Draw out every line with the word "Choose" from the listing below.

────────────────

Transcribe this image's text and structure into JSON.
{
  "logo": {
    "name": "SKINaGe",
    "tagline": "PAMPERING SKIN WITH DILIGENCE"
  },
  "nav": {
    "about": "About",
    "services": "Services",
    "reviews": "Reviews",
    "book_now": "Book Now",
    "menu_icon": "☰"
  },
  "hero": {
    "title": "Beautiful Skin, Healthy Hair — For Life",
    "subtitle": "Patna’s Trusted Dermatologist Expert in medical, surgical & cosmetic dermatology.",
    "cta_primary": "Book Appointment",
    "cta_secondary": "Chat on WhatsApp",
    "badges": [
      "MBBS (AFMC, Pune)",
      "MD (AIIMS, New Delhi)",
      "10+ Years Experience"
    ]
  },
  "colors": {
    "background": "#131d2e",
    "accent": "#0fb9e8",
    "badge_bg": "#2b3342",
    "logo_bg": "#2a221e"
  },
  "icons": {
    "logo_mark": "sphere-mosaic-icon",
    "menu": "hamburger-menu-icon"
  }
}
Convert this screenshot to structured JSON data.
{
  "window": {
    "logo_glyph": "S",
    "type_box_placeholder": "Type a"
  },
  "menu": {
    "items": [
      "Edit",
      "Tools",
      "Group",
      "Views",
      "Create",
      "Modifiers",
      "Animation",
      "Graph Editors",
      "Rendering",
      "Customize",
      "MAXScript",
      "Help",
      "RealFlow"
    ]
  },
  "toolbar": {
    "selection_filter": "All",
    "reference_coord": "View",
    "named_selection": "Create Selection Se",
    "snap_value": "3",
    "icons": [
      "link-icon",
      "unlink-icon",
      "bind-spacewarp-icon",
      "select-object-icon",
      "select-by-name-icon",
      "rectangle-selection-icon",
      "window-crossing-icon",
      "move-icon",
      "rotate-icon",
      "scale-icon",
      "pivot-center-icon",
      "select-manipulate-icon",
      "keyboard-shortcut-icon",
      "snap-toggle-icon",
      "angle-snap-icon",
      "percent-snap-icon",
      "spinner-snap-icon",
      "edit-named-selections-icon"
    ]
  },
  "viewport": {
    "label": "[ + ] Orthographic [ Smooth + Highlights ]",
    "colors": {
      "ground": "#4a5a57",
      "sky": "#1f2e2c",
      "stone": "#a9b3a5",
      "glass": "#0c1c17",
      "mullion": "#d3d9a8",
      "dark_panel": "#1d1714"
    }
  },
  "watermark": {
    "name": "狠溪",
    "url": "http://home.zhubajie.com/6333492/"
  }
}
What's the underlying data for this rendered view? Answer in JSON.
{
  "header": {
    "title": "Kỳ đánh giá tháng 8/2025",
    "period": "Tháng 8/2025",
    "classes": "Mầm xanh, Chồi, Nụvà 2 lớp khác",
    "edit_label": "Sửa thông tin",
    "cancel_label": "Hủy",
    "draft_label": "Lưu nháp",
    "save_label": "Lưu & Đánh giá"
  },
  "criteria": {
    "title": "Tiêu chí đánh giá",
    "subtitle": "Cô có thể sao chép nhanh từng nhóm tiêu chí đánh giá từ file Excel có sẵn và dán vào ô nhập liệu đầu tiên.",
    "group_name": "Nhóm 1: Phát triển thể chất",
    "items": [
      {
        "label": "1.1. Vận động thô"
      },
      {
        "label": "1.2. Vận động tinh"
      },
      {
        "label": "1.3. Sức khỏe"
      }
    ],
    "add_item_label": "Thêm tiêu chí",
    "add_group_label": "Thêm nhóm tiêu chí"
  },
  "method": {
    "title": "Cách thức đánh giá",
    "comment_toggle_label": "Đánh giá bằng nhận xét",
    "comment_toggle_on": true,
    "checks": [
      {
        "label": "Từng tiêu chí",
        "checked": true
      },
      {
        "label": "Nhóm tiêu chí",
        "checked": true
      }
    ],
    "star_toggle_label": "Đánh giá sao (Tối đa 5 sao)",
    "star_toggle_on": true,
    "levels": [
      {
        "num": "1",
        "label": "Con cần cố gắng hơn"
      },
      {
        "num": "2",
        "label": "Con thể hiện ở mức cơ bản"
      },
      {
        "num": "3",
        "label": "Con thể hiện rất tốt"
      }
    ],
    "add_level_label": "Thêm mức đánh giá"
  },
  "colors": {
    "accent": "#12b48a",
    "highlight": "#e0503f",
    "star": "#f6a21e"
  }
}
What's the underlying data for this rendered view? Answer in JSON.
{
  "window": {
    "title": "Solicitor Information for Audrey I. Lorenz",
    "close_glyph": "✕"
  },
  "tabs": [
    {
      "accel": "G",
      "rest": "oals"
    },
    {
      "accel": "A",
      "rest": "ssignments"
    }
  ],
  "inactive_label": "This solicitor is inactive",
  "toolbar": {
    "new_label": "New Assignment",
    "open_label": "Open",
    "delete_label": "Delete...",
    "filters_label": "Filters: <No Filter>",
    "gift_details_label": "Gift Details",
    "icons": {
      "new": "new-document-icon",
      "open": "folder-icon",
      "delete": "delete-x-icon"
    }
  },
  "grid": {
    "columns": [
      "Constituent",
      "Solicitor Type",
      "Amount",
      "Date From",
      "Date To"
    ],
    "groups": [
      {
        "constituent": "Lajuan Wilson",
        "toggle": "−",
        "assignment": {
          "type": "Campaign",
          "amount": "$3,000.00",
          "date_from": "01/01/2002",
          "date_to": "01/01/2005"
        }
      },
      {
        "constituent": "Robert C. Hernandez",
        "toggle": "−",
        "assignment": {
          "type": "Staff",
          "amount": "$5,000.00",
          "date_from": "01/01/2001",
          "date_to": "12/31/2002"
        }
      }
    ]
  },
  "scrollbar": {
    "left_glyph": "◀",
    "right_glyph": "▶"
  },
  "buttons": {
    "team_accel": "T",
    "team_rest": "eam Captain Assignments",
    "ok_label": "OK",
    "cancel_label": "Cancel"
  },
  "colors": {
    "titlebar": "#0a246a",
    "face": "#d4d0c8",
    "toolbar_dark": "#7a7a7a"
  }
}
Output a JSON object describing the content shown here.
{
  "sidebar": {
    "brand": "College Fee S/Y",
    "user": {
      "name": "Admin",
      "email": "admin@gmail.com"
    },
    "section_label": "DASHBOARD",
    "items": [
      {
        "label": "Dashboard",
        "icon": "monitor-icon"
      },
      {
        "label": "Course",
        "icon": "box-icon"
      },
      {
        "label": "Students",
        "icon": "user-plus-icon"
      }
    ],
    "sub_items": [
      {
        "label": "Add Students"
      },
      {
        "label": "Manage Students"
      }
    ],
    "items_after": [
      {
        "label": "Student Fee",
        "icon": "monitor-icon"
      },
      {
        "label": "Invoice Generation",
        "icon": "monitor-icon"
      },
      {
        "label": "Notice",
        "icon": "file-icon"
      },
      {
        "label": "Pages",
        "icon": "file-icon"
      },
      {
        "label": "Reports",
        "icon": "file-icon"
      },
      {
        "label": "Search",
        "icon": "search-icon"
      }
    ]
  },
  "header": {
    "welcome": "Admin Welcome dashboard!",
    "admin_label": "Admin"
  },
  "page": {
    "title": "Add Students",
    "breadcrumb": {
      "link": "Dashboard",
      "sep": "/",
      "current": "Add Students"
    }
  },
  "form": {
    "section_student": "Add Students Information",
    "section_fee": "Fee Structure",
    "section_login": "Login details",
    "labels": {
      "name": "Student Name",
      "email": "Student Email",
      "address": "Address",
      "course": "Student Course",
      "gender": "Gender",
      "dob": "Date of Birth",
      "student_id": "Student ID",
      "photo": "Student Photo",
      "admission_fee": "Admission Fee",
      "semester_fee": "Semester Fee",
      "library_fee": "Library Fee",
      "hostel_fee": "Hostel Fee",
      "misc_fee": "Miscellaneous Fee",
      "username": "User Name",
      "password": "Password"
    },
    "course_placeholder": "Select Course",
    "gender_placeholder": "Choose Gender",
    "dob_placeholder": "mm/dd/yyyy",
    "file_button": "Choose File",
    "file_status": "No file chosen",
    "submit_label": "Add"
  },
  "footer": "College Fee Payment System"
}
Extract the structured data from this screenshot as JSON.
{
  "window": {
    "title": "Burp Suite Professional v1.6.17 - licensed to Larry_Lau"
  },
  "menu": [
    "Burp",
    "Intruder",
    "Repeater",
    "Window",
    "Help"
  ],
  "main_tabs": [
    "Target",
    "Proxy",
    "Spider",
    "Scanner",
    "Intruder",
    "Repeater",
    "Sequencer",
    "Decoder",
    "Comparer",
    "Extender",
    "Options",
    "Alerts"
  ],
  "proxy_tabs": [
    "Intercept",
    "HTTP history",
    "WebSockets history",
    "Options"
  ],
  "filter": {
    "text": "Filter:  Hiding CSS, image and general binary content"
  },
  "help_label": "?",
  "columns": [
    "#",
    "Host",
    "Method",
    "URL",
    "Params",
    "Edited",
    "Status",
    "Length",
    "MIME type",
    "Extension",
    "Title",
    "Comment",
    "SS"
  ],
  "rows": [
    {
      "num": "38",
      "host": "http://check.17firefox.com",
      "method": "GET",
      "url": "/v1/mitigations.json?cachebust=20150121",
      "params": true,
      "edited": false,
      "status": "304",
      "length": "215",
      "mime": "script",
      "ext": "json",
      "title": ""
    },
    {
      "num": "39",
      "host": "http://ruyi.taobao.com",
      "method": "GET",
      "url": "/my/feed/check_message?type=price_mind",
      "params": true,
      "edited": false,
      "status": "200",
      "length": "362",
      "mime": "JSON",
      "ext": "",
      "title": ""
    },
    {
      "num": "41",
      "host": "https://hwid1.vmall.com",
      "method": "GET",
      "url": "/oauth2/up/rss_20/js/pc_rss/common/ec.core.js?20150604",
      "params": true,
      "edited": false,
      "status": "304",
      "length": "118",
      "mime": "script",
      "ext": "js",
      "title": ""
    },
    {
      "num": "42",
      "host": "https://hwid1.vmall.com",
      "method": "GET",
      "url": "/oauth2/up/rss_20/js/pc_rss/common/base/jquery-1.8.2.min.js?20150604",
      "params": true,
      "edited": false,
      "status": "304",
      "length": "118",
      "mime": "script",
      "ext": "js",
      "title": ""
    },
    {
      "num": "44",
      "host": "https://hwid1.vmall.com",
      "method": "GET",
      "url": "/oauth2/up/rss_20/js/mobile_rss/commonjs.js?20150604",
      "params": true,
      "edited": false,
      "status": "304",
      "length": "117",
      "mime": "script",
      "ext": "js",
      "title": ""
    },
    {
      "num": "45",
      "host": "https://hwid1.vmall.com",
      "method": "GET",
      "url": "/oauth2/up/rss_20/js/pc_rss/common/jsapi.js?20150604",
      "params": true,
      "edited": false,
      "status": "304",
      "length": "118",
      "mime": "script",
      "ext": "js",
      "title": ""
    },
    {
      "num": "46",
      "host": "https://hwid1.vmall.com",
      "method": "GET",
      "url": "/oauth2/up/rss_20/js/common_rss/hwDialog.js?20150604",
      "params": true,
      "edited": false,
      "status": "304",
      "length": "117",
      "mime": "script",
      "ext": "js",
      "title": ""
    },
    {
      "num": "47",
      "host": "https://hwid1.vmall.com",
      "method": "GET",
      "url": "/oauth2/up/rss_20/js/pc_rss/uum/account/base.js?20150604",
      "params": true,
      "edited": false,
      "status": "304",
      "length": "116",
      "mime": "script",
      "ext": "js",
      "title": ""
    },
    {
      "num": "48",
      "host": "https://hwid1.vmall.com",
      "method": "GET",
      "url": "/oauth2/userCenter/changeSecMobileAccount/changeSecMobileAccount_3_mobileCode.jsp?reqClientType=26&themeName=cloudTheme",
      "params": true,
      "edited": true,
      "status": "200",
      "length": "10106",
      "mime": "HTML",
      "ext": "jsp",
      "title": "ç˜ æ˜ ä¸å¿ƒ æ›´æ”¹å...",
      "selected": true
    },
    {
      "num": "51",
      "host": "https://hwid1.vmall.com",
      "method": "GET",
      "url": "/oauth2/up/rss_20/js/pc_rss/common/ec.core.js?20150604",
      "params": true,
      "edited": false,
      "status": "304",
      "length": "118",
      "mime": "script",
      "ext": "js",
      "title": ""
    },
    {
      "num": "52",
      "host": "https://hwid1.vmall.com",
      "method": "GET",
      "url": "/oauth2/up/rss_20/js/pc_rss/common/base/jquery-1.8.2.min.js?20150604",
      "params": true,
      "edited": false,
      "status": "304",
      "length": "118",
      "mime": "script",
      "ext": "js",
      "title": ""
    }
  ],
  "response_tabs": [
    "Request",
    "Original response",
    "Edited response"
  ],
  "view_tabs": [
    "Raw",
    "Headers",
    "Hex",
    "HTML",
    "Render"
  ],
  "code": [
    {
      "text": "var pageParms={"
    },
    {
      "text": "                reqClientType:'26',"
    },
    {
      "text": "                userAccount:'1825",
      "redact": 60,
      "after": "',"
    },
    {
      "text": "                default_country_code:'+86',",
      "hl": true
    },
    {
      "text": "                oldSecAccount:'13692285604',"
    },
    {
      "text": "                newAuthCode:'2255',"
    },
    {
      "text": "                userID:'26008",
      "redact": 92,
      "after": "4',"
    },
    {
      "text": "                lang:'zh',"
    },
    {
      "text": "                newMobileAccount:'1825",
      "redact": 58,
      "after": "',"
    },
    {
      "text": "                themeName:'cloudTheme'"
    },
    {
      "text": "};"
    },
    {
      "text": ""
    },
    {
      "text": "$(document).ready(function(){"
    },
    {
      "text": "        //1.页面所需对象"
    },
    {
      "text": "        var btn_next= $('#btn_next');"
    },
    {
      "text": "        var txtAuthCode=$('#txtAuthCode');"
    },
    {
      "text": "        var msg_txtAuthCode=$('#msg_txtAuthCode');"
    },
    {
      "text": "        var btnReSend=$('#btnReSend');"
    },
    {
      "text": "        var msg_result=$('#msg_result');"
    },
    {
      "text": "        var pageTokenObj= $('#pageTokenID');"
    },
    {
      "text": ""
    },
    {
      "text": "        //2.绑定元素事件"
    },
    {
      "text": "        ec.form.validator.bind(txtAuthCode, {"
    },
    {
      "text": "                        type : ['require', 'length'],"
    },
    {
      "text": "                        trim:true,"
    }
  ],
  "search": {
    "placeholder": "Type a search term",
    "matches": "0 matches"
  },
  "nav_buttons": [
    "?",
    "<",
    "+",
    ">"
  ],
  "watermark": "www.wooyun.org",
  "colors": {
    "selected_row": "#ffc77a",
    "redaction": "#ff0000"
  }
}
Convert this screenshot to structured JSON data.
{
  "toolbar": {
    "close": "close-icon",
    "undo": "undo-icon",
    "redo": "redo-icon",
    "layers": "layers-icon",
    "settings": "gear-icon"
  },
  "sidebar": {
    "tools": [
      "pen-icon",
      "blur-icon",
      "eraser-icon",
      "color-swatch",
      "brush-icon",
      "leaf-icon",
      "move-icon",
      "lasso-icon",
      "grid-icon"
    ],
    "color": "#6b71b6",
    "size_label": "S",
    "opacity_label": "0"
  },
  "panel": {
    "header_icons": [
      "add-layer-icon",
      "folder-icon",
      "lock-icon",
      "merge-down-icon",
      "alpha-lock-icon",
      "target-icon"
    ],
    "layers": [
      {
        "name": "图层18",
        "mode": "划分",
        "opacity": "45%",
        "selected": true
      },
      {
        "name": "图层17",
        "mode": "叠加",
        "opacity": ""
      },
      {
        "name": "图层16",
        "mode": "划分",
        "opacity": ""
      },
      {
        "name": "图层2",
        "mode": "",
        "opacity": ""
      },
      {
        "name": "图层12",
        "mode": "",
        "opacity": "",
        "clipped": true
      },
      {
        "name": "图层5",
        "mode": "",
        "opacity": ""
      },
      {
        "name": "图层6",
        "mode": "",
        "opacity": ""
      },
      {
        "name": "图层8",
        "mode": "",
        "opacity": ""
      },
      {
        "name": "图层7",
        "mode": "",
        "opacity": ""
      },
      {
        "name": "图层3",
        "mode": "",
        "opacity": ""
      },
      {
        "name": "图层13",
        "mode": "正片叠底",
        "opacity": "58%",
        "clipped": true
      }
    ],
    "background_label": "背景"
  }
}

────────────────

Problem solution
    "gender_placeholder": "Choose Gender",
    "file_button": "Choose File",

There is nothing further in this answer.